Set task
The answer is one number: how many lines hold the string "Bescheinigung".

Data records

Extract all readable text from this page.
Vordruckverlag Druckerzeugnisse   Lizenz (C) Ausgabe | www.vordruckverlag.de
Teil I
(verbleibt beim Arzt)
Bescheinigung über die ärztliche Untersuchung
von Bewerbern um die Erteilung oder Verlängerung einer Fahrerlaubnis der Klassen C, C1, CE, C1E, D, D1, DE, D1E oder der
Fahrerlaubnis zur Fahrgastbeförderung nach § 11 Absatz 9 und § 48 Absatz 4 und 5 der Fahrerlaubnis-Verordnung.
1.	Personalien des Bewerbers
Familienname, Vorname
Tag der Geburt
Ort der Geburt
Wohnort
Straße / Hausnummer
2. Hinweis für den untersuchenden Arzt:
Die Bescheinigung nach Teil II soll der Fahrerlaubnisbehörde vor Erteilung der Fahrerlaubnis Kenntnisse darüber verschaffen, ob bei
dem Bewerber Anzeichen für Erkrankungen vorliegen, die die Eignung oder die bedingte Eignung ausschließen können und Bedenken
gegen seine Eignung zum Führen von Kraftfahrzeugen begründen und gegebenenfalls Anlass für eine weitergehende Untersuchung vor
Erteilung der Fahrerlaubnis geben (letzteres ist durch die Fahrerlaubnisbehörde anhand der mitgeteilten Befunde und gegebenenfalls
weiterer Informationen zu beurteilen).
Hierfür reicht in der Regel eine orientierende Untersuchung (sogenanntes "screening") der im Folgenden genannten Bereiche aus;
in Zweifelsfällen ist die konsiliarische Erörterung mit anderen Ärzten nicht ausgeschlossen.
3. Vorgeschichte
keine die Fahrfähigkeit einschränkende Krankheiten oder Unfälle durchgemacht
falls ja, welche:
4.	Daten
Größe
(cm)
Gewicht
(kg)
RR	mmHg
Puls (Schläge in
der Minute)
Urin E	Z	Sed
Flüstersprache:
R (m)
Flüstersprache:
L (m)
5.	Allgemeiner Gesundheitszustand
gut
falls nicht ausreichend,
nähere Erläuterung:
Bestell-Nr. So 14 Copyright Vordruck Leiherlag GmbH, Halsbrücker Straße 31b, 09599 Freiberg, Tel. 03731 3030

Worked answer
2